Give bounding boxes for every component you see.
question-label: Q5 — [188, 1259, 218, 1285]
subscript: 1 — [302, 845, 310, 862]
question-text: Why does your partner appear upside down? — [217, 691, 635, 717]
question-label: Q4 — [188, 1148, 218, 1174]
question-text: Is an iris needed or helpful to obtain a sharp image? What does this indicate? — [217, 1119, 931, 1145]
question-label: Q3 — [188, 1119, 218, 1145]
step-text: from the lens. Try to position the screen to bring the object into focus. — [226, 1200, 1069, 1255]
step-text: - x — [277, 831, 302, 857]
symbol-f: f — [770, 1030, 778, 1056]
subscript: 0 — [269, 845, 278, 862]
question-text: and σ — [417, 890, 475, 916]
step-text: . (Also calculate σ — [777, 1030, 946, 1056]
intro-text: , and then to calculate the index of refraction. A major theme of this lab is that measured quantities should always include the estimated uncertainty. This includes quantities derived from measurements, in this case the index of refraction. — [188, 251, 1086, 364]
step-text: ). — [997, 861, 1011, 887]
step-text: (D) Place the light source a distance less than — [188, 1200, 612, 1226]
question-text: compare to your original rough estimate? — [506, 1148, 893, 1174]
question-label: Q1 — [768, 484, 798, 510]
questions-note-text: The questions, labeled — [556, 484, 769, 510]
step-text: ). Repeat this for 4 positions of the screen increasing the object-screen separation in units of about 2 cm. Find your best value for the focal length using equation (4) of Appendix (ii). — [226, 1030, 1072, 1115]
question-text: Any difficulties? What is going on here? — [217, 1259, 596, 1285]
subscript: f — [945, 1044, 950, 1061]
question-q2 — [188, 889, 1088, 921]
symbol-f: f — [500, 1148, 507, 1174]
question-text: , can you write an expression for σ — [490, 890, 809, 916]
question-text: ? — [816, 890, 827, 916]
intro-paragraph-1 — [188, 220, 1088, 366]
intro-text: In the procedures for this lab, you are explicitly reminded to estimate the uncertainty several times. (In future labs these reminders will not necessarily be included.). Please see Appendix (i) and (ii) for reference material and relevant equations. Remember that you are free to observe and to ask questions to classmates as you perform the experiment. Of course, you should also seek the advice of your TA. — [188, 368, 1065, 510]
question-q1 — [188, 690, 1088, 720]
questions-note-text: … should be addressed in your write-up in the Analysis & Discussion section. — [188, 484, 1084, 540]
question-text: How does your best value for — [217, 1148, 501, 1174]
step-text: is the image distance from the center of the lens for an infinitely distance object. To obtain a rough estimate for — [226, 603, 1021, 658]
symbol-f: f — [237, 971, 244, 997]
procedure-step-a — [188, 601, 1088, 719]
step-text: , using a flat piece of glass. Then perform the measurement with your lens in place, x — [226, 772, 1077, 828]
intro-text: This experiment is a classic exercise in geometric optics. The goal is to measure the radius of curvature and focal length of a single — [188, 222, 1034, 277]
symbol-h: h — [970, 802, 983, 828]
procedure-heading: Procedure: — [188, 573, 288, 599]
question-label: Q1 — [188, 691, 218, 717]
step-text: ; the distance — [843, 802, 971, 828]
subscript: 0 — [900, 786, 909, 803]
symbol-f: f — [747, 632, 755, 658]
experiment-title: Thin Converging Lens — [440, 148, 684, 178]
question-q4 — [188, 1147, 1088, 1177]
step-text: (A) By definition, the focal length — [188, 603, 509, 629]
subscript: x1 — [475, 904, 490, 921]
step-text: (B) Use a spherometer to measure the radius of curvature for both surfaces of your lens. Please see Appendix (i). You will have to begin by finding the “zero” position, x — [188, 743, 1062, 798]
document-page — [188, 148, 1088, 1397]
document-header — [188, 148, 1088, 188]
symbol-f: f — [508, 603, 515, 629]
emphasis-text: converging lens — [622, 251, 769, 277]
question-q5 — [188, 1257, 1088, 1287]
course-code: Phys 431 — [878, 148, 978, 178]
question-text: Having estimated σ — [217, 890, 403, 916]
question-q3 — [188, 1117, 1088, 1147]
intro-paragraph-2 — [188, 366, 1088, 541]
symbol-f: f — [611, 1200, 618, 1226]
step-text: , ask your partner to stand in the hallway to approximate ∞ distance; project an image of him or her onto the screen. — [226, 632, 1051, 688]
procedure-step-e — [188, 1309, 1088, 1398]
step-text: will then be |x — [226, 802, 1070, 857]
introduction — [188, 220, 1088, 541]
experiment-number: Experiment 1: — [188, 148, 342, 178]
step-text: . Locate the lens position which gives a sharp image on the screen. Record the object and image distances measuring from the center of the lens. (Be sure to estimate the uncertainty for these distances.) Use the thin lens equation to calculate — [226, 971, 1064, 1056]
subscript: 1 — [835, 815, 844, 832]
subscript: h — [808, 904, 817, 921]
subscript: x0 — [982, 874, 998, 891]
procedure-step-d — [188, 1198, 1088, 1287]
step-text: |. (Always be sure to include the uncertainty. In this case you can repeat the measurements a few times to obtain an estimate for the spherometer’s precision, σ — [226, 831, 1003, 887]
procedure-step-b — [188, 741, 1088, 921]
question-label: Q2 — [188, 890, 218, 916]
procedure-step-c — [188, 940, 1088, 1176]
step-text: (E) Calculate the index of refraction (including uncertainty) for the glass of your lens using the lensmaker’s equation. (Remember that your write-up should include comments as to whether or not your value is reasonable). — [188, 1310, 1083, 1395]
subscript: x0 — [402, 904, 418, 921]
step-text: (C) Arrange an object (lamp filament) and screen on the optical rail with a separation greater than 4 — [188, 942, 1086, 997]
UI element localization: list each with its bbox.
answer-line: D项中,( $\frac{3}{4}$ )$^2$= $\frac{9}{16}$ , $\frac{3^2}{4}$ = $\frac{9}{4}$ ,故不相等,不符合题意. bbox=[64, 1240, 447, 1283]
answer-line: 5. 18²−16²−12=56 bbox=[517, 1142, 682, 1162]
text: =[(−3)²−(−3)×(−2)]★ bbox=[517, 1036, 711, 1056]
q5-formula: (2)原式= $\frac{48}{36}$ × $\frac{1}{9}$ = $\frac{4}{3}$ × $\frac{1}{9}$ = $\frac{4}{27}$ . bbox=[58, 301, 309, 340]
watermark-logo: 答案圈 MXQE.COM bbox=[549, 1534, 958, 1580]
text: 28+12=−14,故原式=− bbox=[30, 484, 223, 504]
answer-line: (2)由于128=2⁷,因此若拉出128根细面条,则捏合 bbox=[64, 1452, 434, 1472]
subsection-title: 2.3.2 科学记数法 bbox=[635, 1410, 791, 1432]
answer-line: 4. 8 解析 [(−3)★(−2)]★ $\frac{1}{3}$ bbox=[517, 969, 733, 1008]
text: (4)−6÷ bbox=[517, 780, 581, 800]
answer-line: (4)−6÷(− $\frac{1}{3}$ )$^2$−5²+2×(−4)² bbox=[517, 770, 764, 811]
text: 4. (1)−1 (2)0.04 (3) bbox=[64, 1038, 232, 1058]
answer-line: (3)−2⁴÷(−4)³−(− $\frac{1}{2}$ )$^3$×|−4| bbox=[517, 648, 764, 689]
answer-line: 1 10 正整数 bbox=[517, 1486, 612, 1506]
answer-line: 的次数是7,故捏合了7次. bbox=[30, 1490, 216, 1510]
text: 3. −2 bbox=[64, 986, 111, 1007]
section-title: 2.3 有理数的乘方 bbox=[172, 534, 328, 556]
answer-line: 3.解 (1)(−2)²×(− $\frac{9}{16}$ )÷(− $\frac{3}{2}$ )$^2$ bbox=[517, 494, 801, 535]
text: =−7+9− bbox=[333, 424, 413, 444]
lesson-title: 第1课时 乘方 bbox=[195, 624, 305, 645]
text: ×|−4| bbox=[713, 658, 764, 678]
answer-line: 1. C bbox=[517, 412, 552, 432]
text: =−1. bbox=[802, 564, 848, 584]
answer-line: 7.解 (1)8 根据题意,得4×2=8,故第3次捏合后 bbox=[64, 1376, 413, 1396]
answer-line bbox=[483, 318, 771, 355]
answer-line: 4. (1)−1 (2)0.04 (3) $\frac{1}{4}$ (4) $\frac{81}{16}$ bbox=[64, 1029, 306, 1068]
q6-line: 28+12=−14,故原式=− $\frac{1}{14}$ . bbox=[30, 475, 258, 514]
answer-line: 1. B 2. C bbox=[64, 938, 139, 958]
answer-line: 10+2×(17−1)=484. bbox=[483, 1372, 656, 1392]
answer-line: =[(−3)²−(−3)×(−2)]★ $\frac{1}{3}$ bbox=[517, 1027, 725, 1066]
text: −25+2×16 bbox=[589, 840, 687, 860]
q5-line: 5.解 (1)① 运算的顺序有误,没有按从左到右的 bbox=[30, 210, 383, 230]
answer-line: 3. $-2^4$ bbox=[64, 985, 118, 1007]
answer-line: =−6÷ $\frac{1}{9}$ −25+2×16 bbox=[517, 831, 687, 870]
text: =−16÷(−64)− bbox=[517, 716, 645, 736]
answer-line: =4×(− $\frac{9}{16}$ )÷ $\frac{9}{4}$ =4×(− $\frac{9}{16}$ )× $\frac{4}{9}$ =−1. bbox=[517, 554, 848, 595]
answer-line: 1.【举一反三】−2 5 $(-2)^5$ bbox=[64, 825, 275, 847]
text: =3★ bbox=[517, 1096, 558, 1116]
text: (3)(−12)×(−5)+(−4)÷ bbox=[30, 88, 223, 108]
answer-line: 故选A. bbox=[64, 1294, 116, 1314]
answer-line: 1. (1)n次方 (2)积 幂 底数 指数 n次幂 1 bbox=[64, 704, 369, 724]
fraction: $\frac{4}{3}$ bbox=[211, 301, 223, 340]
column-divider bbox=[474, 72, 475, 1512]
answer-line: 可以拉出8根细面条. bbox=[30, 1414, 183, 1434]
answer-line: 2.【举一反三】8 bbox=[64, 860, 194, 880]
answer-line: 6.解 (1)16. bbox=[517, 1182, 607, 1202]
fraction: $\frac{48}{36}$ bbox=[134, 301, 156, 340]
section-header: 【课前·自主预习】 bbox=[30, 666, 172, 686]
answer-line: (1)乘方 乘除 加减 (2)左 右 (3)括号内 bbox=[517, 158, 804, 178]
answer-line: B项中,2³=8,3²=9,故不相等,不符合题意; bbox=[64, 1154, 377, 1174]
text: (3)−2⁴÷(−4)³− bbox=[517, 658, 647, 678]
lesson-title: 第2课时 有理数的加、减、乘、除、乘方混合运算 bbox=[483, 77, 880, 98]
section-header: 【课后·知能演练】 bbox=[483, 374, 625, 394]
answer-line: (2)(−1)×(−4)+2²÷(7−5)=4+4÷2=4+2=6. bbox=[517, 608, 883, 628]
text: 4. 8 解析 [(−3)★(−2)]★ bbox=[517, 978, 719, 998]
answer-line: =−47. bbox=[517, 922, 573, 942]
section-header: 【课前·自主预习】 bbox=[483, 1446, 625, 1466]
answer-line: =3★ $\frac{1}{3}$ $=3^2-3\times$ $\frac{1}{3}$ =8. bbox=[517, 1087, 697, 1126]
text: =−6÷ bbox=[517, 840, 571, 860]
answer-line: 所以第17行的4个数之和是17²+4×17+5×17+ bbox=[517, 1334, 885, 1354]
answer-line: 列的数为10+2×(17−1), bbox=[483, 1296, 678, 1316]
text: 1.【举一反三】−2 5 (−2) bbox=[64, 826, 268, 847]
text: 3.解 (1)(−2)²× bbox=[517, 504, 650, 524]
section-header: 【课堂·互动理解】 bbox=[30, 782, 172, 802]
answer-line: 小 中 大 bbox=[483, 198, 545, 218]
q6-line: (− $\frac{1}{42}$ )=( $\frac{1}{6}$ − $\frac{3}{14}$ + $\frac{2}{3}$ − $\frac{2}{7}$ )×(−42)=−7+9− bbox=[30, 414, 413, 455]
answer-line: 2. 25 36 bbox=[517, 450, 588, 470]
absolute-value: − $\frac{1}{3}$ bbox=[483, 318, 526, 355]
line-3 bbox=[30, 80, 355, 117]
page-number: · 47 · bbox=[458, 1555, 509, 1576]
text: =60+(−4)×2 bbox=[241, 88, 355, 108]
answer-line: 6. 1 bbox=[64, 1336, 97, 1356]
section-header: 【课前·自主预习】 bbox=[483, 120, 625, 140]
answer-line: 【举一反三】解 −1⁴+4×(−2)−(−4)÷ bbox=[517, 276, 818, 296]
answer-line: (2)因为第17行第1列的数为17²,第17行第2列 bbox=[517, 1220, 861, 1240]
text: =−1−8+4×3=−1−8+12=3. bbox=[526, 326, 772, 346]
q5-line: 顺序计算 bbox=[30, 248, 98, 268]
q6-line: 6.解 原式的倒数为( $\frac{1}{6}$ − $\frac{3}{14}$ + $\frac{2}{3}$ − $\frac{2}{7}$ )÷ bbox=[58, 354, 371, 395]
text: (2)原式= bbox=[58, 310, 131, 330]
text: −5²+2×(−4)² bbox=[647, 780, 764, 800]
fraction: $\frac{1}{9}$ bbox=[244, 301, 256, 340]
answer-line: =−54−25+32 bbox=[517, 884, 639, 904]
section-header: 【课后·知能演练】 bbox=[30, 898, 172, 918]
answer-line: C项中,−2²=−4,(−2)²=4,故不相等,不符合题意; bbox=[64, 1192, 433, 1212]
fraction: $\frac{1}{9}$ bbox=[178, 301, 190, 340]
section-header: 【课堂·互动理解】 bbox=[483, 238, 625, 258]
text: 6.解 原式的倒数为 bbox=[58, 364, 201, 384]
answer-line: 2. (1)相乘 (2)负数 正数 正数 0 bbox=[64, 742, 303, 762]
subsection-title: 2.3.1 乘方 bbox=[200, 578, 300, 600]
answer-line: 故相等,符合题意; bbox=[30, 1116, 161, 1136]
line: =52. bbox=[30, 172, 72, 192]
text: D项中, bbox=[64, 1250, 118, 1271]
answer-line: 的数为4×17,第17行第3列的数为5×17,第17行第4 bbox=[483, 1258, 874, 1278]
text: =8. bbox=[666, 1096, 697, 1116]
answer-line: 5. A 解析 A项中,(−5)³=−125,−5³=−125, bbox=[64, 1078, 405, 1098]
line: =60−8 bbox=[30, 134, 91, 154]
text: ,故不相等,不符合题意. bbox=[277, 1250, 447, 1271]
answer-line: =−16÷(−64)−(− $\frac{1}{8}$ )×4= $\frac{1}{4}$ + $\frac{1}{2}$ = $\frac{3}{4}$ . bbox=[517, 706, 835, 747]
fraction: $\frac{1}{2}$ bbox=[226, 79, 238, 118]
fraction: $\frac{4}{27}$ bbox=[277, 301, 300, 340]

■ ■ ■ ■

*AIM*:
Copy out the records word for word, from the first line up to and including the line with "question-text: compare to".

*CORRECT RESULT*:
Give bounding boxes for every component you see.
question-label: Q5 — [188, 1259, 218, 1285]
subscript: 1 — [302, 845, 310, 862]
question-text: Why does your partner appear upside down? — [217, 691, 635, 717]
question-label: Q4 — [188, 1148, 218, 1174]
question-text: Is an iris needed or helpful to obtain a sharp image? What does this indicate? — [217, 1119, 931, 1145]
question-label: Q3 — [188, 1119, 218, 1145]
step-text: from the lens. Try to position the screen to bring the object into focus. — [226, 1200, 1069, 1255]
step-text: - x — [277, 831, 302, 857]
symbol-f: f — [770, 1030, 778, 1056]
subscript: 0 — [269, 845, 278, 862]
question-text: and σ — [417, 890, 475, 916]
step-text: . (Also calculate σ — [777, 1030, 946, 1056]
intro-text: , and then to calculate the index of refraction. A major theme of this lab is that measured quantities should always include the estimated uncertainty. This includes quantities derived from measurements, in this case the index of refraction. — [188, 251, 1086, 364]
step-text: ). — [997, 861, 1011, 887]
step-text: (D) Place the light source a distance less than — [188, 1200, 612, 1226]
question-text: compare to your original rough estimate? — [506, 1148, 893, 1174]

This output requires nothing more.